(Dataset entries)
++++++++++++++++++++

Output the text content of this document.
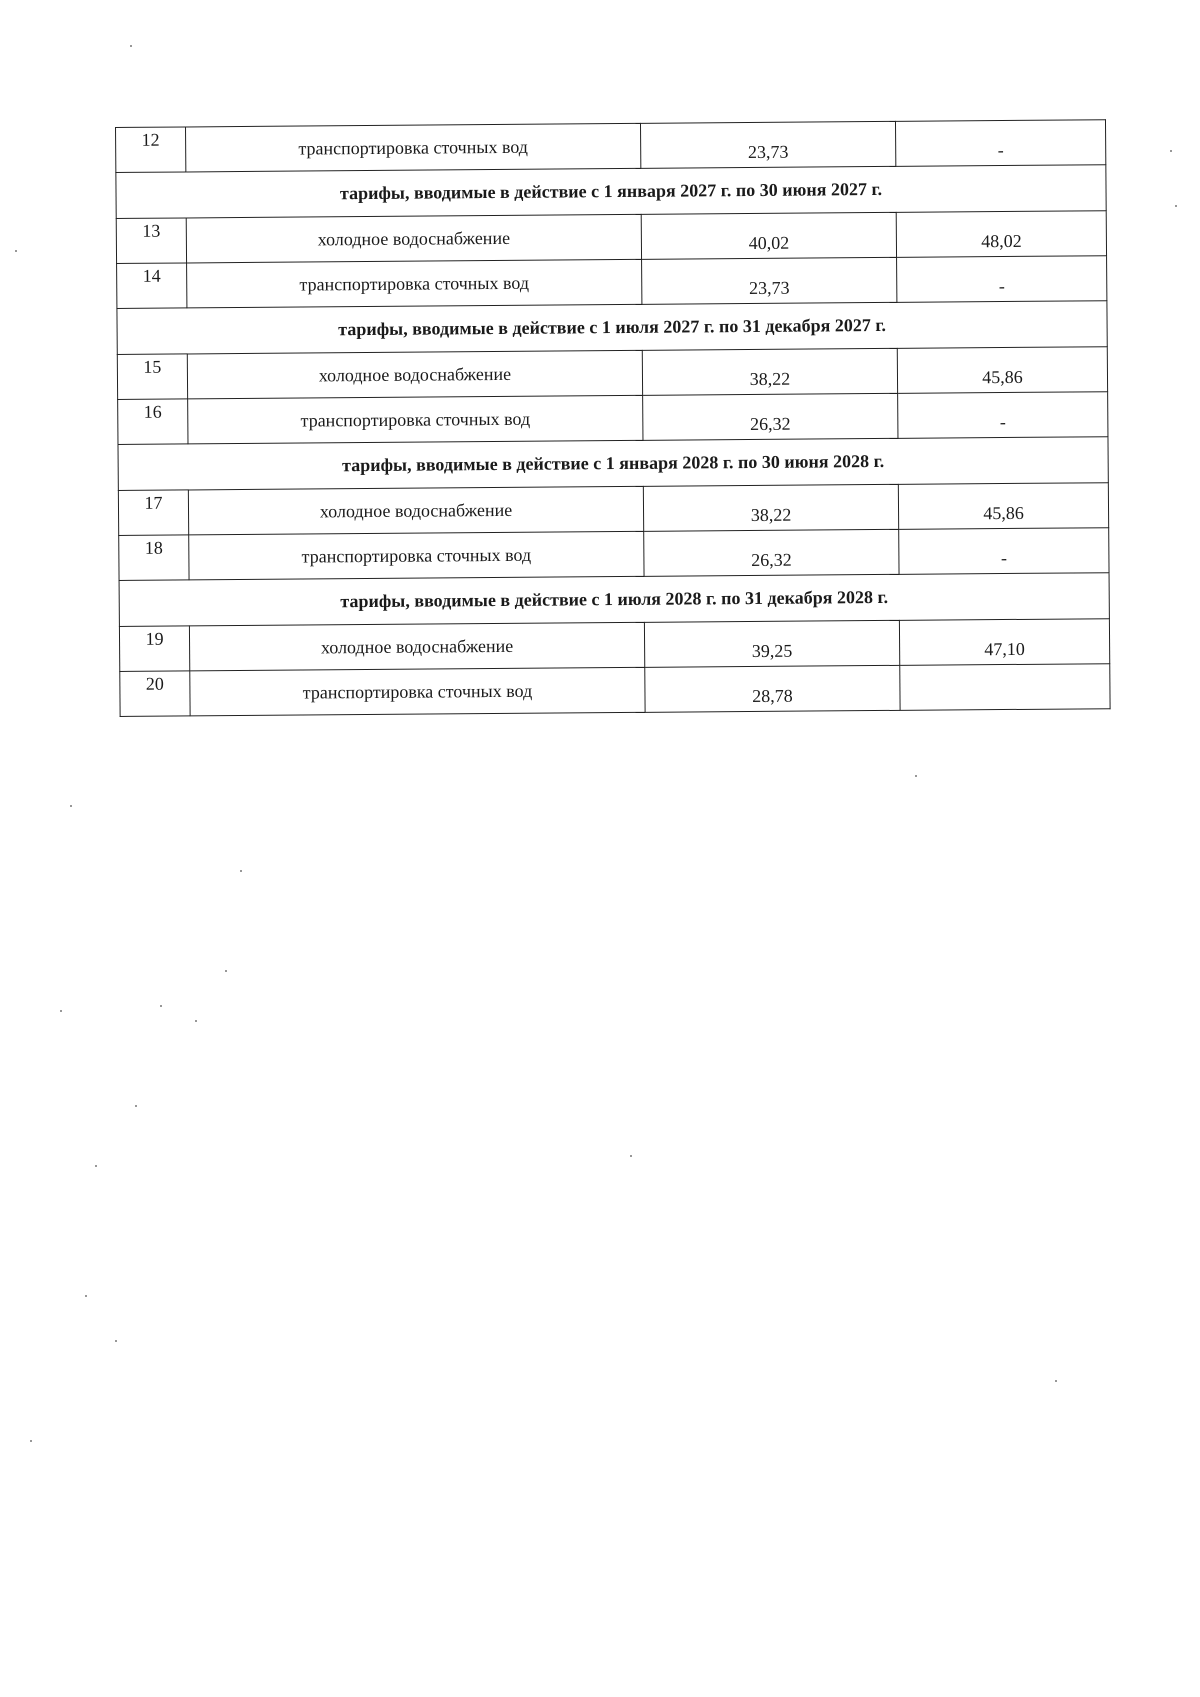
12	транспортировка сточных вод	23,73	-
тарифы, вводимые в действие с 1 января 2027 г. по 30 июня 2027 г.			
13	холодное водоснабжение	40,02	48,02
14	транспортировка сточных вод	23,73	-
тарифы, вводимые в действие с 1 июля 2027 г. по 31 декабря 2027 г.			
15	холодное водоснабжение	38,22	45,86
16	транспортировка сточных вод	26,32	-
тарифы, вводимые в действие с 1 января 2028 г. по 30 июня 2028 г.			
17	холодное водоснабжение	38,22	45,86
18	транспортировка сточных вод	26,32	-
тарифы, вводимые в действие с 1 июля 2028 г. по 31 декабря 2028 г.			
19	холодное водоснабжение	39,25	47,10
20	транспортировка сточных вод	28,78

++++++++++++++++++++

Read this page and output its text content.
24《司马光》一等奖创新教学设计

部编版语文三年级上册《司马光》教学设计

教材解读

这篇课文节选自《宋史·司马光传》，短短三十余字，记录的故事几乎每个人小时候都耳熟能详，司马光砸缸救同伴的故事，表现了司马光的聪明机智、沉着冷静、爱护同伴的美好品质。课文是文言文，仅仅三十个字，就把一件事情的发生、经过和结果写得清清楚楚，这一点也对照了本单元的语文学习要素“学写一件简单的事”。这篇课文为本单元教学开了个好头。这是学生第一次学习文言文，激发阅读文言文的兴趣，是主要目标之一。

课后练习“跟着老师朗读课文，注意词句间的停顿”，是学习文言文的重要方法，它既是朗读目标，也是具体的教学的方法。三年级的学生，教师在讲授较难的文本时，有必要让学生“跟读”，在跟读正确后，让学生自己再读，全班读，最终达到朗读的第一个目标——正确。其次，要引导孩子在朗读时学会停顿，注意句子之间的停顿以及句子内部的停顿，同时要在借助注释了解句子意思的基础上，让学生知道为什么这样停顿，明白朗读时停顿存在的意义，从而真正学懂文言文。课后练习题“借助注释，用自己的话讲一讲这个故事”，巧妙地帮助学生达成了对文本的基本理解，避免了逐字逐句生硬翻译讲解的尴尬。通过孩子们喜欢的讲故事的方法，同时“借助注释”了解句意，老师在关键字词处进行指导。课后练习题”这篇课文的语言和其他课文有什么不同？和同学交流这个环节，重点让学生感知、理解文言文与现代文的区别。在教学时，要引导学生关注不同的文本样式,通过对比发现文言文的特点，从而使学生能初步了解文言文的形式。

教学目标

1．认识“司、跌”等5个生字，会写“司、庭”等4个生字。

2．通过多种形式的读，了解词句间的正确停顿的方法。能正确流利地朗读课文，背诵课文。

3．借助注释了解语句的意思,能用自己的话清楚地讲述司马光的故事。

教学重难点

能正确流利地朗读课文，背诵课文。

++++++++++++++++++++

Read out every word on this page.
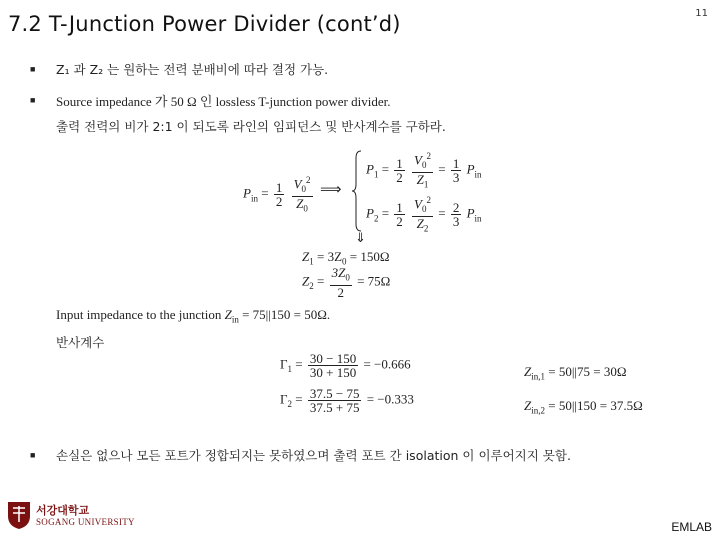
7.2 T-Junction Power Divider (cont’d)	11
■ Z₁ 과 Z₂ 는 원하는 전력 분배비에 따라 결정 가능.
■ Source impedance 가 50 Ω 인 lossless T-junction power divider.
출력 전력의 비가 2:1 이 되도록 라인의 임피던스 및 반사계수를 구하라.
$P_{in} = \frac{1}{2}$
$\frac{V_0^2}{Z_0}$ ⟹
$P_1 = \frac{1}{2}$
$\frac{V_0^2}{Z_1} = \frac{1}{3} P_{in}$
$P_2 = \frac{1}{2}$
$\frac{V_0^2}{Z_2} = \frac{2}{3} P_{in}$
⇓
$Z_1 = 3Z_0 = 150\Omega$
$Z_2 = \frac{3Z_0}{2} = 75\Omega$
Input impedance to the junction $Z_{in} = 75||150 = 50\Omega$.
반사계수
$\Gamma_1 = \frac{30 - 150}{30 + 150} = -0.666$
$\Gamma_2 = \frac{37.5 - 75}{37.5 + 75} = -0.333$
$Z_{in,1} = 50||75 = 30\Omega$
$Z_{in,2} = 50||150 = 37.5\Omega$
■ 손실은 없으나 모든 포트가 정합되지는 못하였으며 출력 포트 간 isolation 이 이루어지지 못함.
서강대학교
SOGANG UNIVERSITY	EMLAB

++++++++++++++++++++

Instructions for the task: Choose all lines containing the string "frac" and copy them out.

Answer:
$P_{in} = \frac{1}{2}$
$\frac{V_0^2}{Z_0}$ ⟹
$P_1 = \frac{1}{2}$
$\frac{V_0^2}{Z_1} = \frac{1}{3} P_{in}$
$P_2 = \frac{1}{2}$
$\frac{V_0^2}{Z_2} = \frac{2}{3} P_{in}$
$Z_2 = \frac{3Z_0}{2} = 75\Omega$
$\Gamma_1 = \frac{30 - 150}{30 + 150} = -0.666$
$\Gamma_2 = \frac{37.5 - 75}{37.5 + 75} = -0.333$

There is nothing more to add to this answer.